[DATA SHOWN]
## begin

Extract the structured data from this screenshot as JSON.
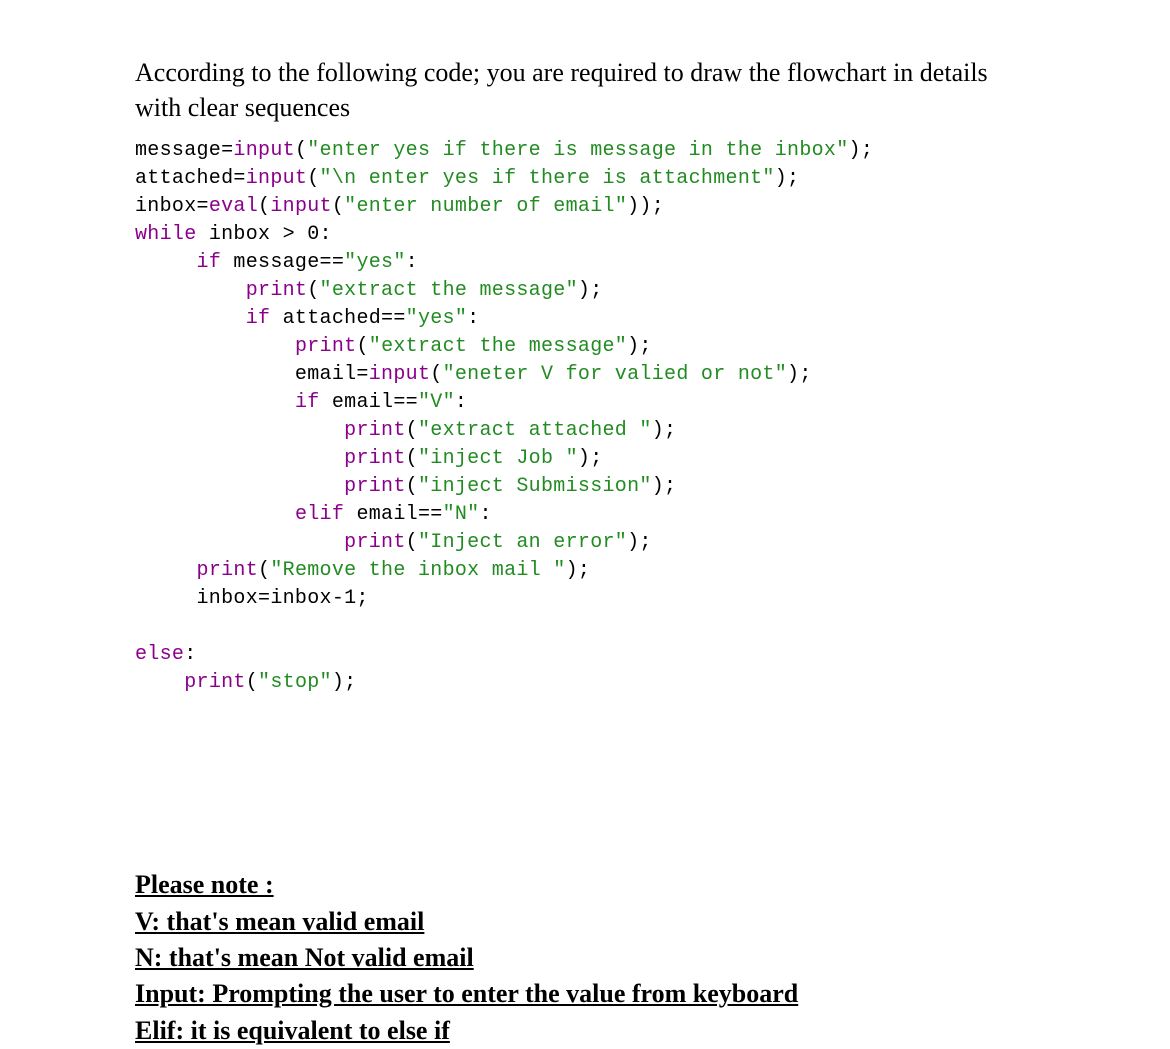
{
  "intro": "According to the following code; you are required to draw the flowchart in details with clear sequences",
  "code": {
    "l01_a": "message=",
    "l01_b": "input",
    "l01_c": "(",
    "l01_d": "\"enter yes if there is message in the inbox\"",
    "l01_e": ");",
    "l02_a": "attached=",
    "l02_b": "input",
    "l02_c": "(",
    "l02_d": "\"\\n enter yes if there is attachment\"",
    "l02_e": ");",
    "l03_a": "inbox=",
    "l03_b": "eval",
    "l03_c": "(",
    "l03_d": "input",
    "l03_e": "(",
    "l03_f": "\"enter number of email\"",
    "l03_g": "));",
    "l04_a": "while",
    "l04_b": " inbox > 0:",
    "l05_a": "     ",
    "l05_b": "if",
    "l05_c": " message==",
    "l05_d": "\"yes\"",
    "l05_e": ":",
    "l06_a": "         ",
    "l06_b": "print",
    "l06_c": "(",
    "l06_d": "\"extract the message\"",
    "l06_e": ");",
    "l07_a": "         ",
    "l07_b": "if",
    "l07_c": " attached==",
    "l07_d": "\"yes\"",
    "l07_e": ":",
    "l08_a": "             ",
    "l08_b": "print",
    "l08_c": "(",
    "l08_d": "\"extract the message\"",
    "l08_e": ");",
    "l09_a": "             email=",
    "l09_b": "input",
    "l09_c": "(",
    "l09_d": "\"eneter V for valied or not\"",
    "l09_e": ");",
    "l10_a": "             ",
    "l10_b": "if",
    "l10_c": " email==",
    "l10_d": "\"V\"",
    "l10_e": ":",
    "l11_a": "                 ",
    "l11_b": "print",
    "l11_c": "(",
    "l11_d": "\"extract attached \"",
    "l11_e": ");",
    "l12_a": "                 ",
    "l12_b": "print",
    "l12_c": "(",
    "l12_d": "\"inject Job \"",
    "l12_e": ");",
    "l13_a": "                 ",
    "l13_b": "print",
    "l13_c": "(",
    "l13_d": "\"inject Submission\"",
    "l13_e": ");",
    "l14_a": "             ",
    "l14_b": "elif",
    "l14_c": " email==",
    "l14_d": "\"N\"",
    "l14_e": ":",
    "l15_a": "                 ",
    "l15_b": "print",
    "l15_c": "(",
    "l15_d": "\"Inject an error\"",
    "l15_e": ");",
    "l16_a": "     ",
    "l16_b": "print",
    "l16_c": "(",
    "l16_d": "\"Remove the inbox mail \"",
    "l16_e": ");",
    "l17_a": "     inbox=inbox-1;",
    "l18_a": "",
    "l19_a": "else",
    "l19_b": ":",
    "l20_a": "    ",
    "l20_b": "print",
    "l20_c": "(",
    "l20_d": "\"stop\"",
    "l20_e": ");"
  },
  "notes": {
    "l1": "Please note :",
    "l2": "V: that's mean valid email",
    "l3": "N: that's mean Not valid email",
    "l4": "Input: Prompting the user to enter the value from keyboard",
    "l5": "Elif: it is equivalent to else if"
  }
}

## end

[TO DO]
Leave the images out, please, and restate each line word for word.

[WRITTEN RESPONSE]
Extract the structured data from this screenshot as JSON.
{
  "intro": "According to the following code; you are required to draw the flowchart in details with clear sequences",
  "code": {
    "l01_a": "message=",
    "l01_b": "input",
    "l01_c": "(",
    "l01_d": "\"enter yes if there is message in the inbox\"",
    "l01_e": ");",
    "l02_a": "attached=",
    "l02_b": "input",
    "l02_c": "(",
    "l02_d": "\"\\n enter yes if there is attachment\"",
    "l02_e": ");",
    "l03_a": "inbox=",
    "l03_b": "eval",
    "l03_c": "(",
    "l03_d": "input",
    "l03_e": "(",
    "l03_f": "\"enter number of email\"",
    "l03_g": "));",
    "l04_a": "while",
    "l04_b": " inbox > 0:",
    "l05_a": "     ",
    "l05_b": "if",
    "l05_c": " message==",
    "l05_d": "\"yes\"",
    "l05_e": ":",
    "l06_a": "         ",
    "l06_b": "print",
    "l06_c": "(",
    "l06_d": "\"extract the message\"",
    "l06_e": ");",
    "l07_a": "         ",
    "l07_b": "if",
    "l07_c": " attached==",
    "l07_d": "\"yes\"",
    "l07_e": ":",
    "l08_a": "             ",
    "l08_b": "print",
    "l08_c": "(",
    "l08_d": "\"extract the message\"",
    "l08_e": ");",
    "l09_a": "             email=",
    "l09_b": "input",
    "l09_c": "(",
    "l09_d": "\"eneter V for valied or not\"",
    "l09_e": ");",
    "l10_a": "             ",
    "l10_b": "if",
    "l10_c": " email==",
    "l10_d": "\"V\"",
    "l10_e": ":",
    "l11_a": "                 ",
    "l11_b": "print",
    "l11_c": "(",
    "l11_d": "\"extract attached \"",
    "l11_e": ");",
    "l12_a": "                 ",
    "l12_b": "print",
    "l12_c": "(",
    "l12_d": "\"inject Job \"",
    "l12_e": ");",
    "l13_a": "                 ",
    "l13_b": "print",
    "l13_c": "(",
    "l13_d": "\"inject Submission\"",
    "l13_e": ");",
    "l14_a": "             ",
    "l14_b": "elif",
    "l14_c": " email==",
    "l14_d": "\"N\"",
    "l14_e": ":",
    "l15_a": "                 ",
    "l15_b": "print",
    "l15_c": "(",
    "l15_d": "\"Inject an error\"",
    "l15_e": ");",
    "l16_a": "     ",
    "l16_b": "print",
    "l16_c": "(",
    "l16_d": "\"Remove the inbox mail \"",
    "l16_e": ");",
    "l17_a": "     inbox=inbox-1;",
    "l18_a": "",
    "l19_a": "else",
    "l19_b": ":",
    "l20_a": "    ",
    "l20_b": "print",
    "l20_c": "(",
    "l20_d": "\"stop\"",
    "l20_e": ");"
  },
  "notes": {
    "l1": "Please note :",
    "l2": "V: that's mean valid email",
    "l3": "N: that's mean Not valid email",
    "l4": "Input: Prompting the user to enter the value from keyboard",
    "l5": "Elif: it is equivalent to else if"
  }
}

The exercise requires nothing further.